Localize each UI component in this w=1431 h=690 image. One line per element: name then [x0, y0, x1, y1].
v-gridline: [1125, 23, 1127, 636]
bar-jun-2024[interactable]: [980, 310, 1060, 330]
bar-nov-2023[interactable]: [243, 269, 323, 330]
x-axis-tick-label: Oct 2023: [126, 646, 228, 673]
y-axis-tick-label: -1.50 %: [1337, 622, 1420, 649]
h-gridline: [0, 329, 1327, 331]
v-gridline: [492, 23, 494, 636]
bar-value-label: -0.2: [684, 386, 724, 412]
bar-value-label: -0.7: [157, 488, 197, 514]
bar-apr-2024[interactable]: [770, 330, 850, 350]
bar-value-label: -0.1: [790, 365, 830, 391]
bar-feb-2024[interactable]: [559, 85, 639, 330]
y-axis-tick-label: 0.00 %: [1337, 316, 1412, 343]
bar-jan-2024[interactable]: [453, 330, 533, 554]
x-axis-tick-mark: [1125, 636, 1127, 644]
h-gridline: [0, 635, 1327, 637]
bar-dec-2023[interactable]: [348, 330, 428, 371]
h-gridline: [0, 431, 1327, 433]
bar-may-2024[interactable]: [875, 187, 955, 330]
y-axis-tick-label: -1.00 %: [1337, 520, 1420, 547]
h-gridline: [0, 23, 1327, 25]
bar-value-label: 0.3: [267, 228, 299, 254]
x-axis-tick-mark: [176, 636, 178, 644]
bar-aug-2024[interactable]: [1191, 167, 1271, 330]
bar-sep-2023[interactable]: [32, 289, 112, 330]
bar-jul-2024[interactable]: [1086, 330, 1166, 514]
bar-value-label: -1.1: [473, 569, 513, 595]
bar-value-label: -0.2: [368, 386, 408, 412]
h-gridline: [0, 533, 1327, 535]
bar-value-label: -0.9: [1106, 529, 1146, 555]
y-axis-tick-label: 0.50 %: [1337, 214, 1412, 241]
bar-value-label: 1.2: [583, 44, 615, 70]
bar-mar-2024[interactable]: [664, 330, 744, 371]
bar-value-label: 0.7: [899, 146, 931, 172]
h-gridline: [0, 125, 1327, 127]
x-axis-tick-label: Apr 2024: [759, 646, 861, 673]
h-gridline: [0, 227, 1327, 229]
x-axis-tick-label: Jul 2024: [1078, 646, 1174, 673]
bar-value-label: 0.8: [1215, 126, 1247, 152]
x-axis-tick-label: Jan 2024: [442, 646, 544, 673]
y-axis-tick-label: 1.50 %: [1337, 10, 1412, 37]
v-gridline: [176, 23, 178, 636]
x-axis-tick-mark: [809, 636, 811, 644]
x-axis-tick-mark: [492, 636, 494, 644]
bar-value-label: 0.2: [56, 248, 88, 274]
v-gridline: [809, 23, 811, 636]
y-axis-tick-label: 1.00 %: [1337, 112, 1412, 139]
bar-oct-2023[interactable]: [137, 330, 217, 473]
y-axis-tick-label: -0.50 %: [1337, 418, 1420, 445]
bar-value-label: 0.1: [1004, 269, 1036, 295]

==

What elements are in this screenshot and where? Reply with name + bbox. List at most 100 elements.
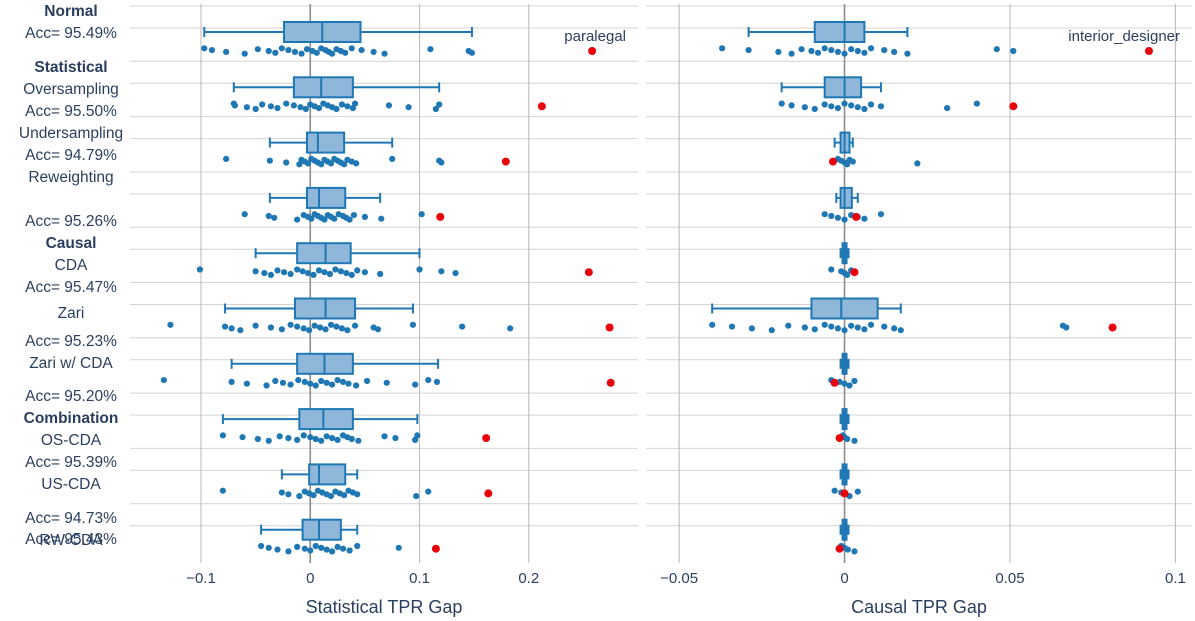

Given instruction: Write out the listing again from the line containing "Localize each UI" down to the line containing "h-gridline: [0, 227, 1327, 229]", and change "v-gridline" to "vertical-gridline" wherever it occurs in those lines, keeping everything else the same.

Full response:
Localize each UI component in this w=1431 h=690 image. One line per element: name then [x0, y0, x1, y1].
vertical-gridline: [1125, 23, 1127, 636]
bar-jun-2024[interactable]: [980, 310, 1060, 330]
bar-nov-2023[interactable]: [243, 269, 323, 330]
x-axis-tick-label: Oct 2023: [126, 646, 228, 673]
y-axis-tick-label: -1.50 %: [1337, 622, 1420, 649]
h-gridline: [0, 329, 1327, 331]
vertical-gridline: [492, 23, 494, 636]
bar-value-label: -0.2: [684, 386, 724, 412]
bar-value-label: -0.7: [157, 488, 197, 514]
bar-apr-2024[interactable]: [770, 330, 850, 350]
bar-value-label: -0.1: [790, 365, 830, 391]
bar-feb-2024[interactable]: [559, 85, 639, 330]
y-axis-tick-label: 0.00 %: [1337, 316, 1412, 343]
bar-jan-2024[interactable]: [453, 330, 533, 554]
x-axis-tick-mark: [1125, 636, 1127, 644]
h-gridline: [0, 635, 1327, 637]
bar-dec-2023[interactable]: [348, 330, 428, 371]
h-gridline: [0, 431, 1327, 433]
bar-may-2024[interactable]: [875, 187, 955, 330]
y-axis-tick-label: -1.00 %: [1337, 520, 1420, 547]
h-gridline: [0, 23, 1327, 25]
bar-value-label: 0.3: [267, 228, 299, 254]
x-axis-tick-mark: [176, 636, 178, 644]
bar-aug-2024[interactable]: [1191, 167, 1271, 330]
bar-sep-2023[interactable]: [32, 289, 112, 330]
bar-jul-2024[interactable]: [1086, 330, 1166, 514]
bar-value-label: -1.1: [473, 569, 513, 595]
bar-value-label: -0.2: [368, 386, 408, 412]
h-gridline: [0, 533, 1327, 535]
bar-value-label: -0.9: [1106, 529, 1146, 555]
y-axis-tick-label: 0.50 %: [1337, 214, 1412, 241]
bar-value-label: 1.2: [583, 44, 615, 70]
bar-mar-2024[interactable]: [664, 330, 744, 371]
bar-value-label: 0.7: [899, 146, 931, 172]
h-gridline: [0, 125, 1327, 127]
x-axis-tick-label: Apr 2024: [759, 646, 861, 673]
h-gridline: [0, 227, 1327, 229]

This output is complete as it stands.